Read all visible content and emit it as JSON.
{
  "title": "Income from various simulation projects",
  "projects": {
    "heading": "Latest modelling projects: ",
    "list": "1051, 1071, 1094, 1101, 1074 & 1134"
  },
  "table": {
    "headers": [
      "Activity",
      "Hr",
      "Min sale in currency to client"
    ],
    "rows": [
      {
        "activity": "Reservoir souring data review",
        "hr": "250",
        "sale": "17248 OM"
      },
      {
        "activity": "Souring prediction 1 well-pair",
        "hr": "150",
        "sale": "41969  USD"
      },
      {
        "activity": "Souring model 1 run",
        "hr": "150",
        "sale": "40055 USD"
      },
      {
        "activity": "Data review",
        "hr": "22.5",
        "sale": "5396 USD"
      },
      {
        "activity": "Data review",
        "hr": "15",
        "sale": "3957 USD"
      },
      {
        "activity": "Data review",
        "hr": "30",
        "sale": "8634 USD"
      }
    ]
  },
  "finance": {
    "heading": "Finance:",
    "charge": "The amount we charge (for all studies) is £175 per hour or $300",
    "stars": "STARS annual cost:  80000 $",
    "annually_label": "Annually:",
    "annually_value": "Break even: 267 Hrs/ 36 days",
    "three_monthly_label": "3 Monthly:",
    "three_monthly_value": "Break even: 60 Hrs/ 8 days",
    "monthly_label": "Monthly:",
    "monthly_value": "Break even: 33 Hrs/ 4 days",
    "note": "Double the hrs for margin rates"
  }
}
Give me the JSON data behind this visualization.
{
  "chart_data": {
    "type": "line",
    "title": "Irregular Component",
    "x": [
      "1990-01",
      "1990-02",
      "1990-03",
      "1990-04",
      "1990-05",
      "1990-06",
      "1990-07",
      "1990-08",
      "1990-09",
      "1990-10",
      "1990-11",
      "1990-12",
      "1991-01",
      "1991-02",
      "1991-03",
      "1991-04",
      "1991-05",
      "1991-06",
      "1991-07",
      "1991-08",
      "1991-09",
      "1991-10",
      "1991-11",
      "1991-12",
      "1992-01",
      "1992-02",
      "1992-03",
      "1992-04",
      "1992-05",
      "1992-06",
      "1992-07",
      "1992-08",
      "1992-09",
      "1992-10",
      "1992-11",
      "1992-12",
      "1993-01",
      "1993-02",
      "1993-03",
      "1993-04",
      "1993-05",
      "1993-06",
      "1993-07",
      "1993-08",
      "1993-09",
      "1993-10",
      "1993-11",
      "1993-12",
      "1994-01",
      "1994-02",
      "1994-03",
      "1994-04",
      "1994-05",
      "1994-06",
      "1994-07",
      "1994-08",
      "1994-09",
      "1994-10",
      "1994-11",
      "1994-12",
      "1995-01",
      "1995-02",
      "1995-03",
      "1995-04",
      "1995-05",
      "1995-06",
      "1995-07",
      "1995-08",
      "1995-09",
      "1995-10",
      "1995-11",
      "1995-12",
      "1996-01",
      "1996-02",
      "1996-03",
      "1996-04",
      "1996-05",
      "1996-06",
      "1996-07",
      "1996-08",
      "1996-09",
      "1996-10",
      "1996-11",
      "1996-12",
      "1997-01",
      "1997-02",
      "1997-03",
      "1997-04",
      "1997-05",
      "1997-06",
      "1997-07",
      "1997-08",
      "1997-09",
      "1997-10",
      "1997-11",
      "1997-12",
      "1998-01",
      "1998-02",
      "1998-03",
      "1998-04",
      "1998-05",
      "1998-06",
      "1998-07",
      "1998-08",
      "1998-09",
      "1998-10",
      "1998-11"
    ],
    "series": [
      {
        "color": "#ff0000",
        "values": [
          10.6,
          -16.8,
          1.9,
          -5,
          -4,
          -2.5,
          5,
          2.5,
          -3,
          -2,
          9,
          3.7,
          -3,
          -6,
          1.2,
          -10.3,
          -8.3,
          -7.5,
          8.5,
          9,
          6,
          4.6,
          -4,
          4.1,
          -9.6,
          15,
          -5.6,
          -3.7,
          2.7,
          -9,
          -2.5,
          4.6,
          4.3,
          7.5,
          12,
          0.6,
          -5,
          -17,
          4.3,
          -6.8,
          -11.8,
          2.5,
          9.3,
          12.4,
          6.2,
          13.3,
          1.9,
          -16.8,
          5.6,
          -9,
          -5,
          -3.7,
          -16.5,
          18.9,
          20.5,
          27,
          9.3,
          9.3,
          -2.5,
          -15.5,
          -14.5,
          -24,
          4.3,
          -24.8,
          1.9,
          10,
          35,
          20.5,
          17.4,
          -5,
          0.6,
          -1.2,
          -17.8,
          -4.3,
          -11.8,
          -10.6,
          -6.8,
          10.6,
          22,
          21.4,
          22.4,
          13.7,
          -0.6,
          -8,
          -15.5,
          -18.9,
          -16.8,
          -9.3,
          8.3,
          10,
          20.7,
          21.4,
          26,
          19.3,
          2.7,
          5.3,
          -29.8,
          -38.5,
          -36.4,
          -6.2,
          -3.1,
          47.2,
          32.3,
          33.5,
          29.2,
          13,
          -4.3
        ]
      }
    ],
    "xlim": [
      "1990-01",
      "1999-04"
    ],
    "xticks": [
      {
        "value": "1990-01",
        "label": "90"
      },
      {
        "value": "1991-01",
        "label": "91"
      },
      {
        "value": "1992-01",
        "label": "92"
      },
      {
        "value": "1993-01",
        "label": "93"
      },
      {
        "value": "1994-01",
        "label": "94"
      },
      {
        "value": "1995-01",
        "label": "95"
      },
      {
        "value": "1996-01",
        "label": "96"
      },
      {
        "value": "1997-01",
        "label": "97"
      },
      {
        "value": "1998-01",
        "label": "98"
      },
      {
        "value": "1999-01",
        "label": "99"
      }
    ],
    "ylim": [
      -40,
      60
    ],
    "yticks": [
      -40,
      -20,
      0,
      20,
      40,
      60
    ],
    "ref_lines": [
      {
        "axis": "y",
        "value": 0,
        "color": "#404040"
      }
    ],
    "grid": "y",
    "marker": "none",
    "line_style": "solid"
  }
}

--------------------------------

Your task: Reproduce the data in its entirety, matching each character.

Worked answer:
Read all visible content and emit it as JSON.
{
  "title": "Income from various simulation projects",
  "projects": {
    "heading": "Latest modelling projects: ",
    "list": "1051, 1071, 1094, 1101, 1074 & 1134"
  },
  "table": {
    "headers": [
      "Activity",
      "Hr",
      "Min sale in currency to client"
    ],
    "rows": [
      {
        "activity": "Reservoir souring data review",
        "hr": "250",
        "sale": "17248 OM"
      },
      {
        "activity": "Souring prediction 1 well-pair",
        "hr": "150",
        "sale": "41969  USD"
      },
      {
        "activity": "Souring model 1 run",
        "hr": "150",
        "sale": "40055 USD"
      },
      {
        "activity": "Data review",
        "hr": "22.5",
        "sale": "5396 USD"
      },
      {
        "activity": "Data review",
        "hr": "15",
        "sale": "3957 USD"
      },
      {
        "activity": "Data review",
        "hr": "30",
        "sale": "8634 USD"
      }
    ]
  },
  "finance": {
    "heading": "Finance:",
    "charge": "The amount we charge (for all studies) is £175 per hour or $300",
    "stars": "STARS annual cost:  80000 $",
    "annually_label": "Annually:",
    "annually_value": "Break even: 267 Hrs/ 36 days",
    "three_monthly_label": "3 Monthly:",
    "three_monthly_value": "Break even: 60 Hrs/ 8 days",
    "monthly_label": "Monthly:",
    "monthly_value": "Break even: 33 Hrs/ 4 days",
    "note": "Double the hrs for margin rates"
  }
}
Give me the JSON data behind this visualization.
{
  "chart_data": {
    "type": "line",
    "title": "Irregular Component",
    "x": [
      "1990-01",
      "1990-02",
      "1990-03",
      "1990-04",
      "1990-05",
      "1990-06",
      "1990-07",
      "1990-08",
      "1990-09",
      "1990-10",
      "1990-11",
      "1990-12",
      "1991-01",
      "1991-02",
      "1991-03",
      "1991-04",
      "1991-05",
      "1991-06",
      "1991-07",
      "1991-08",
      "1991-09",
      "1991-10",
      "1991-11",
      "1991-12",
      "1992-01",
      "1992-02",
      "1992-03",
      "1992-04",
      "1992-05",
      "1992-06",
      "1992-07",
      "1992-08",
      "1992-09",
      "1992-10",
      "1992-11",
      "1992-12",
      "1993-01",
      "1993-02",
      "1993-03",
      "1993-04",
      "1993-05",
      "1993-06",
      "1993-07",
      "1993-08",
      "1993-09",
      "1993-10",
      "1993-11",
      "1993-12",
      "1994-01",
      "1994-02",
      "1994-03",
      "1994-04",
      "1994-05",
      "1994-06",
      "1994-07",
      "1994-08",
      "1994-09",
      "1994-10",
      "1994-11",
      "1994-12",
      "1995-01",
      "1995-02",
      "1995-03",
      "1995-04",
      "1995-05",
      "1995-06",
      "1995-07",
      "1995-08",
      "1995-09",
      "1995-10",
      "1995-11",
      "1995-12",
      "1996-01",
      "1996-02",
      "1996-03",
      "1996-04",
      "1996-05",
      "1996-06",
      "1996-07",
      "1996-08",
      "1996-09",
      "1996-10",
      "1996-11",
      "1996-12",
      "1997-01",
      "1997-02",
      "1997-03",
      "1997-04",
      "1997-05",
      "1997-06",
      "1997-07",
      "1997-08",
      "1997-09",
      "1997-10",
      "1997-11",
      "1997-12",
      "1998-01",
      "1998-02",
      "1998-03",
      "1998-04",
      "1998-05",
      "1998-06",
      "1998-07",
      "1998-08",
      "1998-09",
      "1998-10",
      "1998-11"
    ],
    "series": [
      {
        "color": "#ff0000",
        "values": [
          10.6,
          -16.8,
          1.9,
          -5,
          -4,
          -2.5,
          5,
          2.5,
          -3,
          -2,
          9,
          3.7,
          -3,
          -6,
          1.2,
          -10.3,
          -8.3,
          -7.5,
          8.5,
          9,
          6,
          4.6,
          -4,
          4.1,
          -9.6,
          15,
          -5.6,
          -3.7,
          2.7,
          -9,
          -2.5,
          4.6,
          4.3,
          7.5,
          12,
          0.6,
          -5,
          -17,
          4.3,
          -6.8,
          -11.8,
          2.5,
          9.3,
          12.4,
          6.2,
          13.3,
          1.9,
          -16.8,
          5.6,
          -9,
          -5,
          -3.7,
          -16.5,
          18.9,
          20.5,
          27,
          9.3,
          9.3,
          -2.5,
          -15.5,
          -14.5,
          -24,
          4.3,
          -24.8,
          1.9,
          10,
          35,
          20.5,
          17.4,
          -5,
          0.6,
          -1.2,
          -17.8,
          -4.3,
          -11.8,
          -10.6,
          -6.8,
          10.6,
          22,
          21.4,
          22.4,
          13.7,
          -0.6,
          -8,
          -15.5,
          -18.9,
          -16.8,
          -9.3,
          8.3,
          10,
          20.7,
          21.4,
          26,
          19.3,
          2.7,
          5.3,
          -29.8,
          -38.5,
          -36.4,
          -6.2,
          -3.1,
          47.2,
          32.3,
          33.5,
          29.2,
          13,
          -4.3
        ]
      }
    ],
    "xlim": [
      "1990-01",
      "1999-04"
    ],
    "xticks": [
      {
        "value": "1990-01",
        "label": "90"
      },
      {
        "value": "1991-01",
        "label": "91"
      },
      {
        "value": "1992-01",
        "label": "92"
      },
      {
        "value": "1993-01",
        "label": "93"
      },
      {
        "value": "1994-01",
        "label": "94"
      },
      {
        "value": "1995-01",
        "label": "95"
      },
      {
        "value": "1996-01",
        "label": "96"
      },
      {
        "value": "1997-01",
        "label": "97"
      },
      {
        "value": "1998-01",
        "label": "98"
      },
      {
        "value": "1999-01",
        "label": "99"
      }
    ],
    "ylim": [
      -40,
      60
    ],
    "yticks": [
      -40,
      -20,
      0,
      20,
      40,
      60
    ],
    "ref_lines": [
      {
        "axis": "y",
        "value": 0,
        "color": "#404040"
      }
    ],
    "grid": "y",
    "marker": "none",
    "line_style": "solid"
  }
}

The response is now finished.